WHAT TO DO: All lines holding the string "далее" are to be shown.

SUPPLIED MATERIAL:
....
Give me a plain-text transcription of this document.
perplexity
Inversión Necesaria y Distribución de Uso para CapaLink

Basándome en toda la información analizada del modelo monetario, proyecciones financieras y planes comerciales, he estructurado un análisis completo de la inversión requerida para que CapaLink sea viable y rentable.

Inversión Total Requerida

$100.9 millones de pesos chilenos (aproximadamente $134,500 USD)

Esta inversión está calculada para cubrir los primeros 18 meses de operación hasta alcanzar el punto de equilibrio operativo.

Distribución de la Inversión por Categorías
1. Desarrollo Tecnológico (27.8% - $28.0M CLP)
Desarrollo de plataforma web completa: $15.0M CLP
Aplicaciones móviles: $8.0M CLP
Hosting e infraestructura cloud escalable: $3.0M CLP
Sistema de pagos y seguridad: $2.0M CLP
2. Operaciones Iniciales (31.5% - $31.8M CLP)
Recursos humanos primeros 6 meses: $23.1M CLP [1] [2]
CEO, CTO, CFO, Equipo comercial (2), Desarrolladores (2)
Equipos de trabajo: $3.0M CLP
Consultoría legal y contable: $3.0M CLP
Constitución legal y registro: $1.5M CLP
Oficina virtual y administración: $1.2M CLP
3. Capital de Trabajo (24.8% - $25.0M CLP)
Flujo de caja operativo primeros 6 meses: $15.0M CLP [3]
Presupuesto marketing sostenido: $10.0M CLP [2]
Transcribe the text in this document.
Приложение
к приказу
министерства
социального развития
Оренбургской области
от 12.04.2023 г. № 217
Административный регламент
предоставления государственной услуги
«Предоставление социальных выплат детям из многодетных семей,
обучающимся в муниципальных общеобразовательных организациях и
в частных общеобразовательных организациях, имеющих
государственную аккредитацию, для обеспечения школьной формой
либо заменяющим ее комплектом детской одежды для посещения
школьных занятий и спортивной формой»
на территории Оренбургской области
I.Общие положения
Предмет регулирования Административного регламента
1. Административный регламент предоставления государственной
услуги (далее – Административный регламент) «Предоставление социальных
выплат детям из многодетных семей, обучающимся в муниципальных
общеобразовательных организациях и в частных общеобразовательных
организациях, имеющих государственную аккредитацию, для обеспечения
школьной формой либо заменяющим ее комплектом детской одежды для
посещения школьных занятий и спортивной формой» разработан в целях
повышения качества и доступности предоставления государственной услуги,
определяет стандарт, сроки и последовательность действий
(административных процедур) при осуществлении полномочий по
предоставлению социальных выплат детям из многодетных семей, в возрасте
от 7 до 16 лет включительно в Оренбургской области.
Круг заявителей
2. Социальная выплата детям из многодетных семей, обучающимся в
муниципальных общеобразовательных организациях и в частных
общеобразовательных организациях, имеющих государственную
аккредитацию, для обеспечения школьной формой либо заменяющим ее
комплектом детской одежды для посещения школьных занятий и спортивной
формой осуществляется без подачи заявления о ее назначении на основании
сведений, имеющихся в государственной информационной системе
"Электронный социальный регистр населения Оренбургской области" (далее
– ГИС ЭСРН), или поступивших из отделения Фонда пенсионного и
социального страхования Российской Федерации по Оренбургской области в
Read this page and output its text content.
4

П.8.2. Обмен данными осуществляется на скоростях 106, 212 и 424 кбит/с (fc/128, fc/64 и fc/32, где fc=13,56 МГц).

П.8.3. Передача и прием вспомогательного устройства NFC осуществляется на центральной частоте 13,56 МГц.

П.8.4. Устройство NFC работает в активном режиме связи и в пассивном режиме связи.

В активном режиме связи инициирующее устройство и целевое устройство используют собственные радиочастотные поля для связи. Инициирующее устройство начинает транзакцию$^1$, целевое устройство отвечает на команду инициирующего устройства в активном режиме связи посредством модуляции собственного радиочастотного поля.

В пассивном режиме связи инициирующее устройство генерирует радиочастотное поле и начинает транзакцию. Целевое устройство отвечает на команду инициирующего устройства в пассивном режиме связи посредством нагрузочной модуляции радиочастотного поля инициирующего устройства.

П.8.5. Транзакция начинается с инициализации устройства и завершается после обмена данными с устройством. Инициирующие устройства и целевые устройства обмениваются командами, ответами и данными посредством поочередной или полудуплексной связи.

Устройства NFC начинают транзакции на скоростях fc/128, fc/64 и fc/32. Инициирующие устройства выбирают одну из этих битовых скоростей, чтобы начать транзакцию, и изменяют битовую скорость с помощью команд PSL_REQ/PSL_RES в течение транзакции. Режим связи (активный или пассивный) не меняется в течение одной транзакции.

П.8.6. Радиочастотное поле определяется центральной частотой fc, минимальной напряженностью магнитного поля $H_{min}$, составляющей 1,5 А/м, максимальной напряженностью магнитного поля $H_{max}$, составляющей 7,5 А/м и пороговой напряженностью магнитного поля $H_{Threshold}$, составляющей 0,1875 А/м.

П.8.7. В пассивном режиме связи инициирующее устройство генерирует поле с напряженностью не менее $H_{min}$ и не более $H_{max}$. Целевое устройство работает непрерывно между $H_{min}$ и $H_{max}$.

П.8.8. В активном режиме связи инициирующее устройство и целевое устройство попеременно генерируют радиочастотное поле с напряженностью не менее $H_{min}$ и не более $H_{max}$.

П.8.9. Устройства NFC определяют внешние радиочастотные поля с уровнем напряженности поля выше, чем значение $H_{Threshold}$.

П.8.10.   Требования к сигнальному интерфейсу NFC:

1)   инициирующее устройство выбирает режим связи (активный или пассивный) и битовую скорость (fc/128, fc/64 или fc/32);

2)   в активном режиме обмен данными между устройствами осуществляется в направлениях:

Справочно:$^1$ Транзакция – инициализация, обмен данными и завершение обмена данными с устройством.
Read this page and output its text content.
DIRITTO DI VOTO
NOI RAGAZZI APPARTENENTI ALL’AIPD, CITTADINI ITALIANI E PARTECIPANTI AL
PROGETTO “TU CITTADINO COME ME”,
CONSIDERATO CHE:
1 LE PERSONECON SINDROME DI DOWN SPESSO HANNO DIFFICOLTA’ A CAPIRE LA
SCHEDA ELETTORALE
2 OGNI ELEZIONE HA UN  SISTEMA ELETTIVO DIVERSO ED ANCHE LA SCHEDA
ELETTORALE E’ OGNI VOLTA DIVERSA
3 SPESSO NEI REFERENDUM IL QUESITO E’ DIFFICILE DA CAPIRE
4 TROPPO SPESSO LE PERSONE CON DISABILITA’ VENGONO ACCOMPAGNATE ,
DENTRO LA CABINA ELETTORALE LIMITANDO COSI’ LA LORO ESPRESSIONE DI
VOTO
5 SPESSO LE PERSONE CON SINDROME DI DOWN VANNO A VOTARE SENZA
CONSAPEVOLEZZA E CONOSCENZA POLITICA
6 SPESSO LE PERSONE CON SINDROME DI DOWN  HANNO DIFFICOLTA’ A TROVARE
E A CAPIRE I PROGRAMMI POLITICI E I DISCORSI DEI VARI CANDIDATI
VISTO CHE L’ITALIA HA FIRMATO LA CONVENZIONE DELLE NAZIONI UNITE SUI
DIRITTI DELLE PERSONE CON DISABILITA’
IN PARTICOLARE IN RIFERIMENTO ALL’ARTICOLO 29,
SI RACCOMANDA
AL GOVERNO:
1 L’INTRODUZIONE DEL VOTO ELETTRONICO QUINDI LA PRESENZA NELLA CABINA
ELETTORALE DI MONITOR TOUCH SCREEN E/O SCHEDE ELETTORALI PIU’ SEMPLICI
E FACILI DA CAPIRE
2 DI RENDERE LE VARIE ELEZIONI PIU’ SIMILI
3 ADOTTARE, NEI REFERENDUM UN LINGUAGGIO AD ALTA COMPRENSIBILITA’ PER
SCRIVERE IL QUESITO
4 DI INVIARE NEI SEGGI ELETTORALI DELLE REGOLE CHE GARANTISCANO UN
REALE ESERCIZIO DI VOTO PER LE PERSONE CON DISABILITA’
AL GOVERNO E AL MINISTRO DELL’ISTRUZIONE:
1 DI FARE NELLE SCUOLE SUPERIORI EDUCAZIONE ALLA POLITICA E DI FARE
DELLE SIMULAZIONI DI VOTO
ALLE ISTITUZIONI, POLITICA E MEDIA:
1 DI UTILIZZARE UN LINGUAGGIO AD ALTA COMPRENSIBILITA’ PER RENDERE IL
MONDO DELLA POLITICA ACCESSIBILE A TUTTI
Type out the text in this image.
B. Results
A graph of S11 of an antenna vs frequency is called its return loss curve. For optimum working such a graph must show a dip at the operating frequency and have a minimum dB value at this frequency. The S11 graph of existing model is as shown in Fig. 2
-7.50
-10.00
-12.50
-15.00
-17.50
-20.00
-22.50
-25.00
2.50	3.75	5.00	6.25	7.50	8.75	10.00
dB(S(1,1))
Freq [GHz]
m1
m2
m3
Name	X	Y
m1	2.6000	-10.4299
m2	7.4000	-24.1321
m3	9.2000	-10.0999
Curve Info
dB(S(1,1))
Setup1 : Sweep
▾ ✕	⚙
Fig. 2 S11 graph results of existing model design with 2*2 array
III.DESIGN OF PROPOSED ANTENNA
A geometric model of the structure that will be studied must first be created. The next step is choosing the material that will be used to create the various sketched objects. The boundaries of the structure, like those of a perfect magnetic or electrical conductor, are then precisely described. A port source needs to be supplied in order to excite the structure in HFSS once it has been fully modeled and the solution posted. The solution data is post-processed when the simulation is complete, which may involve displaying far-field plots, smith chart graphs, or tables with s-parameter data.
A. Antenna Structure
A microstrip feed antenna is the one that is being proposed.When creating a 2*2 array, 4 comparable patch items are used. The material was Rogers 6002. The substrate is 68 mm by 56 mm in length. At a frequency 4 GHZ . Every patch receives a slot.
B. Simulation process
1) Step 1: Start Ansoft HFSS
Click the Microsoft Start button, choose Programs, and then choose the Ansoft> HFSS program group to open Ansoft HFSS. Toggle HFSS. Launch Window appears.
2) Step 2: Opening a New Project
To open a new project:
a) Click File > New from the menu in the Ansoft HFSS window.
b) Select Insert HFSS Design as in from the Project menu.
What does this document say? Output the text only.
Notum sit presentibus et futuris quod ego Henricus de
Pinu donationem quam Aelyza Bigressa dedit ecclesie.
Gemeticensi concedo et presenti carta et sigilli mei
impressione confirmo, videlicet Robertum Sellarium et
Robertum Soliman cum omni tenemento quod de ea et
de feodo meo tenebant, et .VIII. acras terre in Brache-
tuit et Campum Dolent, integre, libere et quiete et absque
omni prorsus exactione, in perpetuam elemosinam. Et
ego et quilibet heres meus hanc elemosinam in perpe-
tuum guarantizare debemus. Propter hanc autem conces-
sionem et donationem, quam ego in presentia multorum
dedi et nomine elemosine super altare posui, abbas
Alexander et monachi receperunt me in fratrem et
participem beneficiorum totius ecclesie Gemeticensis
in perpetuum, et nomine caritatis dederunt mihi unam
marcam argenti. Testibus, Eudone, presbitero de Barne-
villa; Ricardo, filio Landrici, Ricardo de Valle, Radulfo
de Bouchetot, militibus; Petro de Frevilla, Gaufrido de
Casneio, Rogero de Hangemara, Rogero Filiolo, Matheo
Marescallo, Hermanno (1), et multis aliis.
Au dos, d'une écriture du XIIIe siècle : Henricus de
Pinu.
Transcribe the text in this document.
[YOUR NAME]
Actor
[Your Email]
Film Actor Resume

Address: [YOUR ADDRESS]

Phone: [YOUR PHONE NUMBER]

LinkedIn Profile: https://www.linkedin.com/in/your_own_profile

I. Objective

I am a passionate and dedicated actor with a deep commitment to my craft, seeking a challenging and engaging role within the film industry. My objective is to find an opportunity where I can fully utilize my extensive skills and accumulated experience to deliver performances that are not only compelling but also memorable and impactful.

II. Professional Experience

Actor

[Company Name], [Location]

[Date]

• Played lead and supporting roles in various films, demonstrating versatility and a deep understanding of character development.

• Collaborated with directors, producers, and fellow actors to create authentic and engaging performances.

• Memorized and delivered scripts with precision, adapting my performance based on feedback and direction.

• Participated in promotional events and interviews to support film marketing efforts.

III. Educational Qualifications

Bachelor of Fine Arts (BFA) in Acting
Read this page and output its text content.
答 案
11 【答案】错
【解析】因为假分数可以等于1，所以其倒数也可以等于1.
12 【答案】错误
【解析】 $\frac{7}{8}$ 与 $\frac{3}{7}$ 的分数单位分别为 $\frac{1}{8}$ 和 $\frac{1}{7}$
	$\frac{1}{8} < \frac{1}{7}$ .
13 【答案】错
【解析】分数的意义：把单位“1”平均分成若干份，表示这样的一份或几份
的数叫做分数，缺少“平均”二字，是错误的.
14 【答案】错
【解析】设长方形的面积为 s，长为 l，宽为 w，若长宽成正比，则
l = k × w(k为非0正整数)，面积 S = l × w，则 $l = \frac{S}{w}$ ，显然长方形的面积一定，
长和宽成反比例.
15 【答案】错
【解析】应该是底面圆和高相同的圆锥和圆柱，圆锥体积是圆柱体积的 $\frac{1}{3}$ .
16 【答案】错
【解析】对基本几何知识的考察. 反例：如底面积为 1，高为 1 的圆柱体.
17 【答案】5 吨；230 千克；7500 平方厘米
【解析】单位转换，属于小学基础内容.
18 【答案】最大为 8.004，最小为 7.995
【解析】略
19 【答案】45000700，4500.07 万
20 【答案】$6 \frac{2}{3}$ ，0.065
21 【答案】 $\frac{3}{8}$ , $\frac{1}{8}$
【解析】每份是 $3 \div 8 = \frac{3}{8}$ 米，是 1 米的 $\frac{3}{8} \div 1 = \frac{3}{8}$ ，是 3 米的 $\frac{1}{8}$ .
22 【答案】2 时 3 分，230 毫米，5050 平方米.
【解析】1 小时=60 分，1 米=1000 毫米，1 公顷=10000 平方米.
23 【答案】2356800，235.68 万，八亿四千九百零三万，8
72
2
....
ANSWER FOR THE TASK:
услуги (далее – Административный регламент) «Предоставление социальных
"Электронный социальный регистр населения Оренбургской области" (далее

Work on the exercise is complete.